— Short exercise —
Lines holding the string "FRAMING" are the ones to copy; find them all in the data.

— Provided material —
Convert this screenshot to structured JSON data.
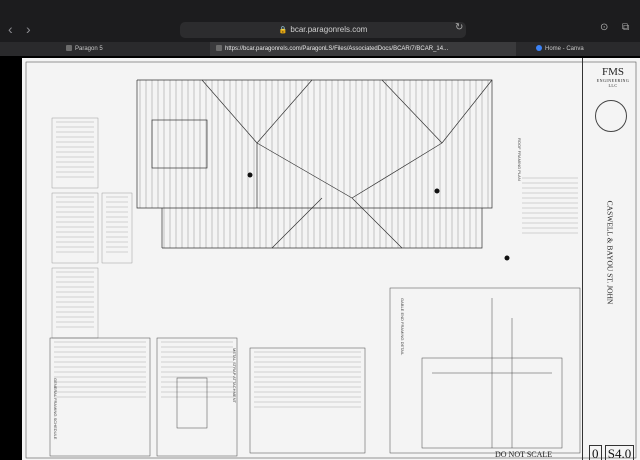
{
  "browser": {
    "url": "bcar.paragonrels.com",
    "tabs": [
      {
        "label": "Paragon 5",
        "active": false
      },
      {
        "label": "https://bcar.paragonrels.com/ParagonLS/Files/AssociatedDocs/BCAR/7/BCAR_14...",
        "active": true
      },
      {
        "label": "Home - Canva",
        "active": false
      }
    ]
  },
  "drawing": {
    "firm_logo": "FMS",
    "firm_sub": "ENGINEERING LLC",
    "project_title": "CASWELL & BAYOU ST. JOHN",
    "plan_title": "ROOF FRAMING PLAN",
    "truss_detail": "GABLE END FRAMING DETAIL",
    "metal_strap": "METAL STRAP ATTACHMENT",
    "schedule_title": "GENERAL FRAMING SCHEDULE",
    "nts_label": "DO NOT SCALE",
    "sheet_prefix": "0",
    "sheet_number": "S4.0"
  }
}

— Result for this exercise —
    "plan_title": "ROOF FRAMING PLAN",
    "truss_detail": "GABLE END FRAMING DETAIL",
    "schedule_title": "GENERAL FRAMING SCHEDULE",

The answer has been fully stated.